* [SET EXERCISE]: Produce an exact copy of all the records.
# # # # #
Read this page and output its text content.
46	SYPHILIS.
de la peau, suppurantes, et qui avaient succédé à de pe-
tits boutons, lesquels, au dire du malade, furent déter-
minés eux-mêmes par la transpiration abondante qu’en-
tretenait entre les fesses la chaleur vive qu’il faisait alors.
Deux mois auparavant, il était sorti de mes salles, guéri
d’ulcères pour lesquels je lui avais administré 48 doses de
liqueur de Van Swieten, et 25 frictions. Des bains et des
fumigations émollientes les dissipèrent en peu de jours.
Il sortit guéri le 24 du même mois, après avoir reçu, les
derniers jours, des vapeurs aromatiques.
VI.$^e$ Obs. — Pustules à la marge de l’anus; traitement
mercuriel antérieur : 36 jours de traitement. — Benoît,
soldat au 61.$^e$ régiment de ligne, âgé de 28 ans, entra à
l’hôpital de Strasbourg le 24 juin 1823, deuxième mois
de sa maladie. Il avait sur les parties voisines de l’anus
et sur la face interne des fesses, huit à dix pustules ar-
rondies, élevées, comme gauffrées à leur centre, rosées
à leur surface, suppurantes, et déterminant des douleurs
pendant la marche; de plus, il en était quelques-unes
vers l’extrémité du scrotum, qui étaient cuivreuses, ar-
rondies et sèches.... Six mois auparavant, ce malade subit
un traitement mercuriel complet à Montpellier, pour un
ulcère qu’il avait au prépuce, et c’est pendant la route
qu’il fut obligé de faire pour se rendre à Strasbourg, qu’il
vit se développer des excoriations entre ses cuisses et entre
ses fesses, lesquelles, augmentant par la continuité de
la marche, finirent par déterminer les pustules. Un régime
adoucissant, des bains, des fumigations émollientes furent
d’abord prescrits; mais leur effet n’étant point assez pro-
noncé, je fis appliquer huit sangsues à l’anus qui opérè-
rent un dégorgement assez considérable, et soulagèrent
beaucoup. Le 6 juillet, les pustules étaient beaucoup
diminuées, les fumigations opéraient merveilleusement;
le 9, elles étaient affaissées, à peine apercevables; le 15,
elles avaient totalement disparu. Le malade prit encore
# # # # #
* [OUTPUT BELOW]:
Read this page and output its text content.
46	SYPHILIS.
de la peau, suppurantes, et qui avaient succédé à de pe-
tits boutons, lesquels, au dire du malade, furent déter-
minés eux-mêmes par la transpiration abondante qu’en-
tretenait entre les fesses la chaleur vive qu’il faisait alors.
Deux mois auparavant, il était sorti de mes salles, guéri
d’ulcères pour lesquels je lui avais administré 48 doses de
liqueur de Van Swieten, et 25 frictions. Des bains et des
fumigations émollientes les dissipèrent en peu de jours.
Il sortit guéri le 24 du même mois, après avoir reçu, les
derniers jours, des vapeurs aromatiques.
VI.$^e$ Obs. — Pustules à la marge de l’anus; traitement
mercuriel antérieur : 36 jours de traitement. — Benoît,
soldat au 61.$^e$ régiment de ligne, âgé de 28 ans, entra à
l’hôpital de Strasbourg le 24 juin 1823, deuxième mois
de sa maladie. Il avait sur les parties voisines de l’anus
et sur la face interne des fesses, huit à dix pustules ar-
rondies, élevées, comme gauffrées à leur centre, rosées
à leur surface, suppurantes, et déterminant des douleurs
pendant la marche; de plus, il en était quelques-unes
vers l’extrémité du scrotum, qui étaient cuivreuses, ar-
rondies et sèches.... Six mois auparavant, ce malade subit
un traitement mercuriel complet à Montpellier, pour un
ulcère qu’il avait au prépuce, et c’est pendant la route
qu’il fut obligé de faire pour se rendre à Strasbourg, qu’il
vit se développer des excoriations entre ses cuisses et entre
ses fesses, lesquelles, augmentant par la continuité de
la marche, finirent par déterminer les pustules. Un régime
adoucissant, des bains, des fumigations émollientes furent
d’abord prescrits; mais leur effet n’étant point assez pro-
noncé, je fis appliquer huit sangsues à l’anus qui opérè-
rent un dégorgement assez considérable, et soulagèrent
beaucoup. Le 6 juillet, les pustules étaient beaucoup
diminuées, les fumigations opéraient merveilleusement;
le 9, elles étaient affaissées, à peine apercevables; le 15,
elles avaient totalement disparu. Le malade prit encore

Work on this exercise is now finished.